## Instruções do exercício
Prossiga a redação do relato sobre o desabamento na mina de Brumadinho a partir da última frase apresentada.
------ Texto para leitura
Do local do desabamento até a confluência com o Paraopeba, por cerca de sete quilômetros, alguns pontos apresentavam, na margem sudeste, a perda total de mata ciliar numa altura de mais de 20 m. Do lado oposto, a lama adentrou a planície até deixar casas penduradas. Impossível imaginar o que estaria por baixo dessa invasão de rejeitos.

O leito do Paraopeba estava sendo invadido por esse material grosso e denso, que tinha perdido força e velocidade. Já estava represando a pouca água que descia da montanha. Em Brumadinho, o leito do rio se apresentava quase vazio pela interrupção da correnteza na barra do córrego de Feijão. Seguindo até Betim, nenhuma anormalidade.

Voltei ontem bem cedo de carro. Na central de enfrentamento da crise, recolhi novas e tristes notícias. A previsão de vítimas subia, já que mais de 300 funcionários da mineradora ainda não tinham sido localizados e ainda não se imaginava a extensão de perdas fora da mina, com as margens do córrego ocupando casas, sítios e pousadas, que, na época de férias, recebem muitos visitantes.

O problema com a represa d’água pendurada na encosta tinha sido superado durante a noite, provocando, sem consequências, seu esvaziamento. Uma dezena de helicópteros descia no campo de futebol ao lado da central, atendida por um caminhão-tanque, para reabastecer.

Na cidade, a comoção era forte. Um colega me disse: “Do meu time de futebol, perdi cinco amigos”. Cada um por lá conhecia pelo menos um entre os desaparecidos. Os habitantes de Brumadinho, como o prefeito, continuavam a torcer por um número mínimo de perdas, contrariando as informações dos gestores da crise. Por volta das 10h, é revelado o nome da primeira vítima, uma médica servidora no Hospital Regional de Betim desde 2011, que atendia alternadamente a Vale em Brumadinho. Jovem, bonita, excelente profissional, enteada de um estimado juiz.

Ao meio-dia de ontem, de volta à beira do rio, na Colônia Santa Isabel, de Betim, liberamos o estado de emergência e o retorno para as casas. As águas desciam mansamente, como se nada tivesse ocorrido. O volume de material lançado na queda daria para preencher mais de 25 vezes o estádio do Mineirão até a altura da cobertura das arquibancadas. Dezenas de anos foram necessários para acumular essa massa, e apenas alguns segundos para provocar um estrago colossal e sepultar centenas de vidas.
------------
------ Material fornecido
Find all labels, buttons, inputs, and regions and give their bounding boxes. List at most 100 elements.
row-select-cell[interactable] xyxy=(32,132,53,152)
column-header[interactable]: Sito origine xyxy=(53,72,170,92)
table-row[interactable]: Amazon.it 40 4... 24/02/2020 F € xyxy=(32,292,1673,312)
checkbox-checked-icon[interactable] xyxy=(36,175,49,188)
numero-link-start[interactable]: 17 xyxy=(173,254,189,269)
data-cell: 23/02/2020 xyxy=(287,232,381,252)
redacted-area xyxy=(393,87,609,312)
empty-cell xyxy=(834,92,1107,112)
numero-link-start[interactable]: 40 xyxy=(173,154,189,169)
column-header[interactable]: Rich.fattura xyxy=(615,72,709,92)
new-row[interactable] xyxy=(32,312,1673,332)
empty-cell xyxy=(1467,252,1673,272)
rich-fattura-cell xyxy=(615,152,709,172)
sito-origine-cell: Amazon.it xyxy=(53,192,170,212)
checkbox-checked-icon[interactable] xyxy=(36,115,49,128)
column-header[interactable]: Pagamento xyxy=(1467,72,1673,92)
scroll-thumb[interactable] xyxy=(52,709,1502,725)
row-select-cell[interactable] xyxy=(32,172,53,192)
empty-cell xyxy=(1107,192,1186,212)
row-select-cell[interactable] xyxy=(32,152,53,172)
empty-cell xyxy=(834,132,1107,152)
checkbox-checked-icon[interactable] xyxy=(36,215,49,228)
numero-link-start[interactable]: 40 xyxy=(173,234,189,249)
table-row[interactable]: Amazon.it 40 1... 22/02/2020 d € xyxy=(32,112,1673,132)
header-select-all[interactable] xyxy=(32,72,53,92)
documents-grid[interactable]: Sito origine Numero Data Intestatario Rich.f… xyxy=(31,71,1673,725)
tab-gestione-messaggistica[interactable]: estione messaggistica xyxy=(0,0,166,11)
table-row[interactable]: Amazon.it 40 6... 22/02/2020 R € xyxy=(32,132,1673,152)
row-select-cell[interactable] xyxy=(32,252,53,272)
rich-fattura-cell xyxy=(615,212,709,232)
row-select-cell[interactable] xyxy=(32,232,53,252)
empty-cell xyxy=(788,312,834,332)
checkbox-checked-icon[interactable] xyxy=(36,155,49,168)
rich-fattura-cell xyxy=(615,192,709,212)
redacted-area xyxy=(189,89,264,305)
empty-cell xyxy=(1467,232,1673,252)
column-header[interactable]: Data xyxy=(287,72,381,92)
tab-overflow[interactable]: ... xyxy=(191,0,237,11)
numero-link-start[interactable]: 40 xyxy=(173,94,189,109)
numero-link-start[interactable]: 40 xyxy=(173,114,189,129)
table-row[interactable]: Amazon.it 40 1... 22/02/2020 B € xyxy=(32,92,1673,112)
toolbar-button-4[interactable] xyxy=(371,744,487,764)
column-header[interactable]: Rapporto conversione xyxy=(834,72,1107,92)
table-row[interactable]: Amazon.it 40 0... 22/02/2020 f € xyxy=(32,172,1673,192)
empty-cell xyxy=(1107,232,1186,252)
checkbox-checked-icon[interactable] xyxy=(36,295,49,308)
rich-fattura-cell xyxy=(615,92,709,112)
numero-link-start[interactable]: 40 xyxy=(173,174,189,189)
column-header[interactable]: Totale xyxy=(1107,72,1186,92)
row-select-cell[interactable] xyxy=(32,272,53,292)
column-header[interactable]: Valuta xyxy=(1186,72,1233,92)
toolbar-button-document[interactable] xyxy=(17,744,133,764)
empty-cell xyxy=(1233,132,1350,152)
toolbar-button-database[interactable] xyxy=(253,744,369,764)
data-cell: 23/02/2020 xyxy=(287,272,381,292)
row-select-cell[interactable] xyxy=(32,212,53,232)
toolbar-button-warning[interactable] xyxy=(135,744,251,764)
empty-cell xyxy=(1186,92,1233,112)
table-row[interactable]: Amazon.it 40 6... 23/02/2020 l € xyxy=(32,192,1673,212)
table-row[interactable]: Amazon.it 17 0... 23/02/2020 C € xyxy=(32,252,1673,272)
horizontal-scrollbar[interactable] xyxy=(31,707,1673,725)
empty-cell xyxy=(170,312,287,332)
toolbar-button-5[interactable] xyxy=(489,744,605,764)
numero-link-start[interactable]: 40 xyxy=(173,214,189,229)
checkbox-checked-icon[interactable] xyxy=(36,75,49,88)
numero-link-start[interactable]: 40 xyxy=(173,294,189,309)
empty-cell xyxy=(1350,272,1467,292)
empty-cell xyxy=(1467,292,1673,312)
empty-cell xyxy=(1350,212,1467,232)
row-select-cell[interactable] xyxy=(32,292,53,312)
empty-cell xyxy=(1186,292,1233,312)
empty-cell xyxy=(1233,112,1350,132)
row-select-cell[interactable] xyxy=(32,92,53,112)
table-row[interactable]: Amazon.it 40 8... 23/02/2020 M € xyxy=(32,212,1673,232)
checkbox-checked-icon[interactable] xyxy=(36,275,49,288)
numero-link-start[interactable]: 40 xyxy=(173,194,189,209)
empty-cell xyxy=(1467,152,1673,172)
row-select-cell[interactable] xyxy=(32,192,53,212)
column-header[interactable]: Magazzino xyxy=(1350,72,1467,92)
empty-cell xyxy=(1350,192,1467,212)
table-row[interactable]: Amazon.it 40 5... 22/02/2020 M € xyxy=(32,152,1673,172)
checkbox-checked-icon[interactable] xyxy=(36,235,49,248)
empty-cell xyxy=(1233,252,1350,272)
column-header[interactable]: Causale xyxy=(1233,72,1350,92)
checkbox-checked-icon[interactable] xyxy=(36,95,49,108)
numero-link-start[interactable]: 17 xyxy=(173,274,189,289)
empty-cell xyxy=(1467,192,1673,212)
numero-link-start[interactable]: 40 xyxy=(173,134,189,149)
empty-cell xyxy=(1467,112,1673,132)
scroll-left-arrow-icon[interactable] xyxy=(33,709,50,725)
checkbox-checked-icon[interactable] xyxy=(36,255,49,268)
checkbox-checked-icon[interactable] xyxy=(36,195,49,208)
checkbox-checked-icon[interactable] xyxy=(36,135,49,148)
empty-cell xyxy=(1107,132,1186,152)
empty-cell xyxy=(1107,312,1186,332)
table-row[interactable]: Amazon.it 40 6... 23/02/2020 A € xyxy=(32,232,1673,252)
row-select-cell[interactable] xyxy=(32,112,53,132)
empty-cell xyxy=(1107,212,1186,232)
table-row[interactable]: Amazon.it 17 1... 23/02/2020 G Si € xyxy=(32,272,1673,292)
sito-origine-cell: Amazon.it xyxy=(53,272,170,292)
------------
## Resposta da tarefa
Agora, além da dor, ficam a revolta, as lágrimas dos enlutados, os questionamentos.

Depois de analisar de perto a cena do desastre e as imagens da área da mineração disponíveis na internet, aparecem várias dúvidas. Ninguém pensou em deixar a sede administrativa e todos os serviços de apoio, como o refeitório, fora do percurso que seria atingido por uma improvável, mas possível, queda da barragem? Mesmo estando tudo conferido, atestado e certificado por empresas do Brasil e da Alemanha, existia a remota possibilidade de uma fatalidade. E manter uma área mais alta fora do previsível percurso dos resíduos despejados pela queda da barragem em momento algum foi levado em consideração. Parece que não houve cuidado na preservação de vidas. A concentração dos trabalhadores se dava aos pés de uma enorme barragem, quando poderia ser ao lado.

Na comoção desse episódio, tem gente confundindo um licenciamento bem-feito, com todos os cuidados técnicos e de segurança, com um licenciamento demorado e complicado e que, à luz das leis atuais, já deixa tristes consequências.

O desastre é o espelho dos cuidados ambientalistas vigentes e futuros. Do sistema que embrulha uma dúzia de órgãos ineficientes que disputam taxas e cobranças, diretas e indiretas, para sobreviver, essencialmente voltadas para o próprio umbigo e longe do essencial e consistente. Cobram relatórios inúteis, repetitivos, onerosos, de empresas de parentes, que passam por inúmeros julgamentos “sine die” e “sine ratio”. E a Vale? Deixou em situação de risco evitável, já que as barragens feitas para resistir podem cair.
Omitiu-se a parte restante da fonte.